_Stated exercise:_
Retype the whole listing verbatim and keep the pictures out of it.
───── Entries shown ─────
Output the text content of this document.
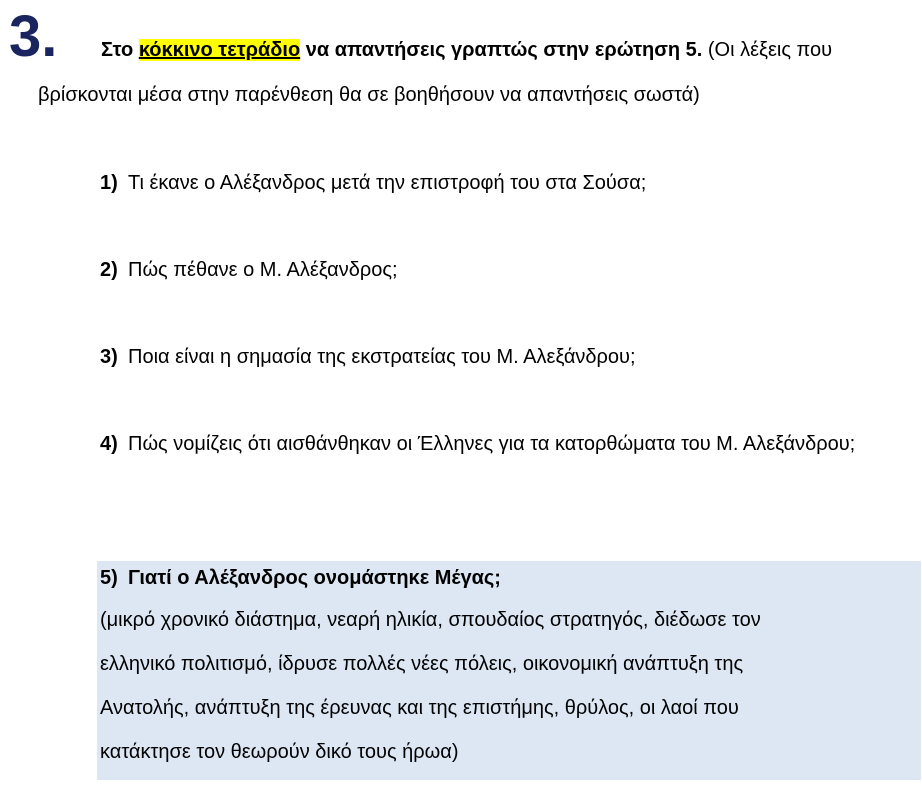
3. Στο κόκκινο τετράδιο να απαντήσεις γραπτώς στην ερώτηση 5. (Οι λέξεις που
βρίσκονται μέσα στην παρένθεση θα σε βοηθήσουν να απαντήσεις σωστά)
1) Τι έκανε ο Αλέξανδρος μετά την επιστροφή του στα Σούσα;
2) Πώς πέθανε ο Μ. Αλέξανδρος;
3) Ποια είναι η σημασία της εκστρατείας του Μ. Αλεξάνδρου;
4) Πώς νομίζεις ότι αισθάνθηκαν οι Έλληνες για τα κατορθώματα του Μ. Αλεξάνδρου;
5) Γιατί ο Αλέξανδρος ονομάστηκε Μέγας;
(μικρό χρονικό διάστημα, νεαρή ηλικία, σπουδαίος στρατηγός, διέδωσε τον
ελληνικό πολιτισμό, ίδρυσε πολλές νέες πόλεις, οικονομική ανάπτυξη της
Ανατολής, ανάπτυξη της έρευνας και της επιστήμης, θρύλος, οι λαοί που
κατάκτησε τον θεωρούν δικό τους ήρωα)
─────
_Solution to this problem:_
Output the text content of this document.
3. Στο κόκκινο τετράδιο να απαντήσεις γραπτώς στην ερώτηση 5. (Οι λέξεις που
βρίσκονται μέσα στην παρένθεση θα σε βοηθήσουν να απαντήσεις σωστά)
1) Τι έκανε ο Αλέξανδρος μετά την επιστροφή του στα Σούσα;
2) Πώς πέθανε ο Μ. Αλέξανδρος;
3) Ποια είναι η σημασία της εκστρατείας του Μ. Αλεξάνδρου;
4) Πώς νομίζεις ότι αισθάνθηκαν οι Έλληνες για τα κατορθώματα του Μ. Αλεξάνδρου;
5) Γιατί ο Αλέξανδρος ονομάστηκε Μέγας;
(μικρό χρονικό διάστημα, νεαρή ηλικία, σπουδαίος στρατηγός, διέδωσε τον
ελληνικό πολιτισμό, ίδρυσε πολλές νέες πόλεις, οικονομική ανάπτυξη της
Ανατολής, ανάπτυξη της έρευνας και της επιστήμης, θρύλος, οι λαοί που
κατάκτησε τον θεωρούν δικό τους ήρωα)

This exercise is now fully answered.